→ **PROBLEM**
From the listing below, select every line where the word "Subtract" appears.

________________

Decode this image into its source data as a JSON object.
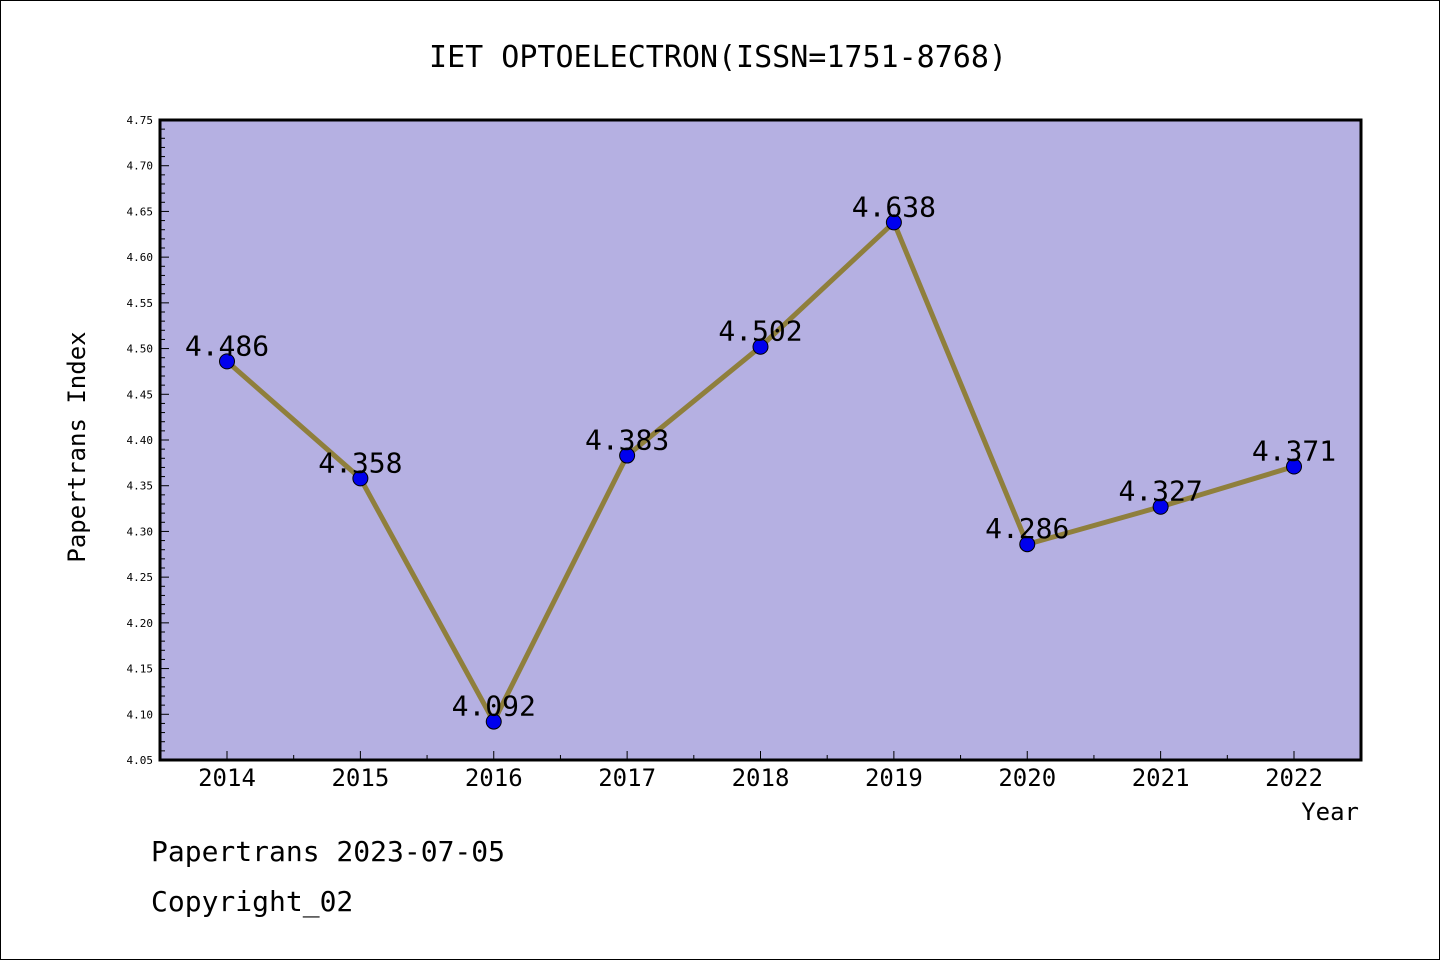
{
  "chart_data": {
    "type": "line",
    "title": "IET OPTOELECTRON(ISSN=1751-8768)",
    "xlabel": "Year",
    "ylabel": "Papertrans Index",
    "categories": [
      "2014",
      "2015",
      "2016",
      "2017",
      "2018",
      "2019",
      "2020",
      "2021",
      "2022"
    ],
    "series": [
      {
        "values": [
          4.486,
          4.358,
          4.092,
          4.383,
          4.502,
          4.638,
          4.286,
          4.327,
          4.371
        ],
        "data_labels": [
          "4.486",
          "4.358",
          "4.092",
          "4.383",
          "4.502",
          "4.638",
          "4.286",
          "4.327",
          "4.371"
        ]
      }
    ],
    "ylim": [
      4.05,
      4.75
    ],
    "ytick_labels": [
      "4.05",
      "4.10",
      "4.15",
      "4.20",
      "4.25",
      "4.30",
      "4.35",
      "4.40",
      "4.45",
      "4.50",
      "4.55",
      "4.60",
      "4.65",
      "4.70",
      "4.75"
    ],
    "grid": false,
    "colors": {
      "plot_background": "#b5b0e2",
      "line": "#8f7f3c",
      "marker": "#0000ee"
    }
  },
  "footer": {
    "line1": "Papertrans 2023-07-05",
    "line2": "Copyright_02"
  }
}
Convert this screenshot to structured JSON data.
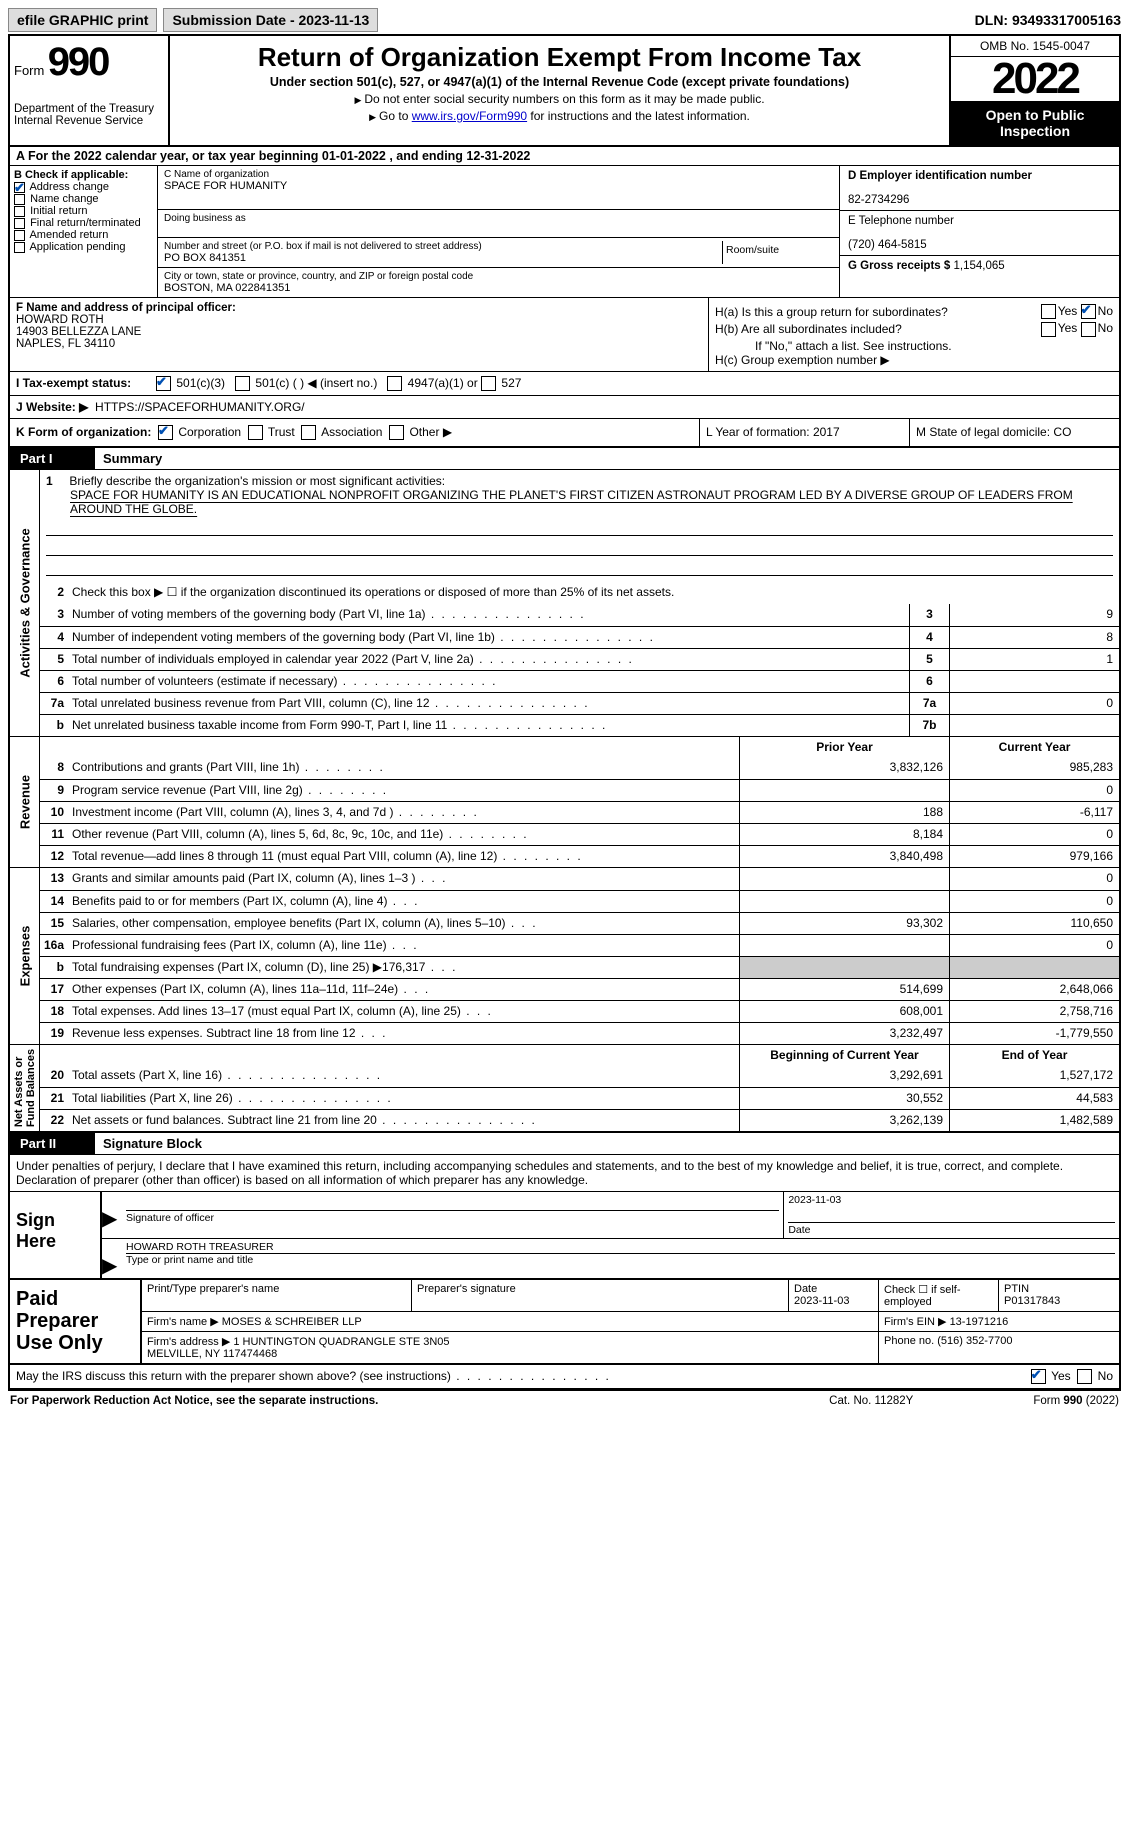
{
  "topbar": {
    "efile": "efile GRAPHIC print",
    "submission": "Submission Date - 2023-11-13",
    "dln": "DLN: 93493317005163"
  },
  "header": {
    "form": "Form",
    "form_no": "990",
    "dept": "Department of the Treasury\nInternal Revenue Service",
    "title": "Return of Organization Exempt From Income Tax",
    "sub": "Under section 501(c), 527, or 4947(a)(1) of the Internal Revenue Code (except private foundations)",
    "note1": "Do not enter social security numbers on this form as it may be made public.",
    "note2_pre": "Go to ",
    "note2_link": "www.irs.gov/Form990",
    "note2_post": " for instructions and the latest information.",
    "omb": "OMB No. 1545-0047",
    "year": "2022",
    "open": "Open to Public Inspection"
  },
  "row_a": {
    "pre": "A For the 2022 calendar year, or tax year beginning ",
    "begin": "01-01-2022",
    "mid": " , and ending ",
    "end": "12-31-2022"
  },
  "checkboxes": {
    "title": "B Check if applicable:",
    "addr": "Address change",
    "name": "Name change",
    "initial": "Initial return",
    "final": "Final return/terminated",
    "amended": "Amended return",
    "app": "Application pending"
  },
  "org": {
    "c_label": "C Name of organization",
    "name": "SPACE FOR HUMANITY",
    "dba_label": "Doing business as",
    "dba": "",
    "street_label": "Number and street (or P.O. box if mail is not delivered to street address)",
    "room_label": "Room/suite",
    "street": "PO BOX 841351",
    "city_label": "City or town, state or province, country, and ZIP or foreign postal code",
    "city": "BOSTON, MA  022841351"
  },
  "right_boxes": {
    "d_label": "D Employer identification number",
    "ein": "82-2734296",
    "e_label": "E Telephone number",
    "phone": "(720) 464-5815",
    "g_label": "G Gross receipts $",
    "gross": "1,154,065"
  },
  "officer": {
    "f_label": "F Name and address of principal officer:",
    "name": "HOWARD ROTH",
    "addr1": "14903 BELLEZZA LANE",
    "addr2": "NAPLES, FL  34110"
  },
  "h": {
    "a": "H(a)  Is this a group return for subordinates?",
    "b": "H(b)  Are all subordinates included?",
    "b_note": "If \"No,\" attach a list. See instructions.",
    "c": "H(c)  Group exemption number ▶",
    "yes": "Yes",
    "no": "No"
  },
  "row_i": {
    "label": "I  Tax-exempt status:",
    "o1": "501(c)(3)",
    "o2": "501(c) (  ) ◀ (insert no.)",
    "o3": "4947(a)(1) or",
    "o4": "527"
  },
  "row_j": {
    "label": "J  Website: ▶",
    "url": "HTTPS://SPACEFORHUMANITY.ORG/"
  },
  "row_k": {
    "label": "K Form of organization:",
    "corp": "Corporation",
    "trust": "Trust",
    "assoc": "Association",
    "other": "Other ▶",
    "l": "L Year of formation: 2017",
    "m": "M State of legal domicile: CO"
  },
  "part1": {
    "num": "Part I",
    "title": "Summary"
  },
  "part2": {
    "num": "Part II",
    "title": "Signature Block"
  },
  "vert": {
    "ag": "Activities & Governance",
    "rev": "Revenue",
    "exp": "Expenses",
    "na": "Net Assets or\nFund Balances"
  },
  "mission": {
    "num": "1",
    "intro": "Briefly describe the organization's mission or most significant activities:",
    "text": "SPACE FOR HUMANITY IS AN EDUCATIONAL NONPROFIT ORGANIZING THE PLANET'S FIRST CITIZEN ASTRONAUT PROGRAM LED BY A DIVERSE GROUP OF LEADERS FROM AROUND THE GLOBE."
  },
  "line2": {
    "num": "2",
    "text": "Check this box ▶ ☐ if the organization discontinued its operations or disposed of more than 25% of its net assets."
  },
  "lines_ag": [
    {
      "n": "3",
      "d": "Number of voting members of the governing body (Part VI, line 1a)",
      "box": "3",
      "v": "9"
    },
    {
      "n": "4",
      "d": "Number of independent voting members of the governing body (Part VI, line 1b)",
      "box": "4",
      "v": "8"
    },
    {
      "n": "5",
      "d": "Total number of individuals employed in calendar year 2022 (Part V, line 2a)",
      "box": "5",
      "v": "1"
    },
    {
      "n": "6",
      "d": "Total number of volunteers (estimate if necessary)",
      "box": "6",
      "v": ""
    },
    {
      "n": "7a",
      "d": "Total unrelated business revenue from Part VIII, column (C), line 12",
      "box": "7a",
      "v": "0"
    },
    {
      "n": "b",
      "d": "Net unrelated business taxable income from Form 990-T, Part I, line 11",
      "box": "7b",
      "v": ""
    }
  ],
  "col_hdr": {
    "prior": "Prior Year",
    "current": "Current Year",
    "boy": "Beginning of Current Year",
    "eoy": "End of Year"
  },
  "lines_rev": [
    {
      "n": "8",
      "d": "Contributions and grants (Part VIII, line 1h)",
      "p": "3,832,126",
      "c": "985,283"
    },
    {
      "n": "9",
      "d": "Program service revenue (Part VIII, line 2g)",
      "p": "",
      "c": "0"
    },
    {
      "n": "10",
      "d": "Investment income (Part VIII, column (A), lines 3, 4, and 7d )",
      "p": "188",
      "c": "-6,117"
    },
    {
      "n": "11",
      "d": "Other revenue (Part VIII, column (A), lines 5, 6d, 8c, 9c, 10c, and 11e)",
      "p": "8,184",
      "c": "0"
    },
    {
      "n": "12",
      "d": "Total revenue—add lines 8 through 11 (must equal Part VIII, column (A), line 12)",
      "p": "3,840,498",
      "c": "979,166"
    }
  ],
  "lines_exp": [
    {
      "n": "13",
      "d": "Grants and similar amounts paid (Part IX, column (A), lines 1–3 )",
      "p": "",
      "c": "0"
    },
    {
      "n": "14",
      "d": "Benefits paid to or for members (Part IX, column (A), line 4)",
      "p": "",
      "c": "0"
    },
    {
      "n": "15",
      "d": "Salaries, other compensation, employee benefits (Part IX, column (A), lines 5–10)",
      "p": "93,302",
      "c": "110,650"
    },
    {
      "n": "16a",
      "d": "Professional fundraising fees (Part IX, column (A), line 11e)",
      "p": "",
      "c": "0"
    },
    {
      "n": "b",
      "d": "Total fundraising expenses (Part IX, column (D), line 25) ▶176,317",
      "p": "GRAY",
      "c": "GRAY"
    },
    {
      "n": "17",
      "d": "Other expenses (Part IX, column (A), lines 11a–11d, 11f–24e)",
      "p": "514,699",
      "c": "2,648,066"
    },
    {
      "n": "18",
      "d": "Total expenses. Add lines 13–17 (must equal Part IX, column (A), line 25)",
      "p": "608,001",
      "c": "2,758,716"
    },
    {
      "n": "19",
      "d": "Revenue less expenses. Subtract line 18 from line 12",
      "p": "3,232,497",
      "c": "-1,779,550"
    }
  ],
  "lines_na": [
    {
      "n": "20",
      "d": "Total assets (Part X, line 16)",
      "p": "3,292,691",
      "c": "1,527,172"
    },
    {
      "n": "21",
      "d": "Total liabilities (Part X, line 26)",
      "p": "30,552",
      "c": "44,583"
    },
    {
      "n": "22",
      "d": "Net assets or fund balances. Subtract line 21 from line 20",
      "p": "3,262,139",
      "c": "1,482,589"
    }
  ],
  "sig_intro": "Under penalties of perjury, I declare that I have examined this return, including accompanying schedules and statements, and to the best of my knowledge and belief, it is true, correct, and complete. Declaration of preparer (other than officer) is based on all information of which preparer has any knowledge.",
  "sign": {
    "here": "Sign Here",
    "sig_label": "Signature of officer",
    "date_label": "Date",
    "date": "2023-11-03",
    "name": "HOWARD ROTH  TREASURER",
    "name_label": "Type or print name and title"
  },
  "paid": {
    "title": "Paid Preparer Use Only",
    "r1": {
      "print": "Print/Type preparer's name",
      "sig": "Preparer's signature",
      "date_l": "Date",
      "date": "2023-11-03",
      "check": "Check ☐ if self-employed",
      "ptin_l": "PTIN",
      "ptin": "P01317843"
    },
    "r2": {
      "firm_l": "Firm's name   ▶",
      "firm": "MOSES & SCHREIBER LLP",
      "ein_l": "Firm's EIN ▶",
      "ein": "13-1971216"
    },
    "r3": {
      "addr_l": "Firm's address ▶",
      "addr": "1 HUNTINGTON QUADRANGLE STE 3N05\nMELVILLE, NY  117474468",
      "phone_l": "Phone no.",
      "phone": "(516) 352-7700"
    }
  },
  "discuss": {
    "q": "May the IRS discuss this return with the preparer shown above? (see instructions)",
    "yes": "Yes",
    "no": "No"
  },
  "foot": {
    "l": "For Paperwork Reduction Act Notice, see the separate instructions.",
    "c": "Cat. No. 11282Y",
    "r": "Form 990 (2022)"
  }
}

________________

→ **FINISHED EXERCISE**
      "d": "Revenue less expenses. Subtract line 18 from line 12",
      "d": "Net assets or fund balances. Subtract line 21 from line 20",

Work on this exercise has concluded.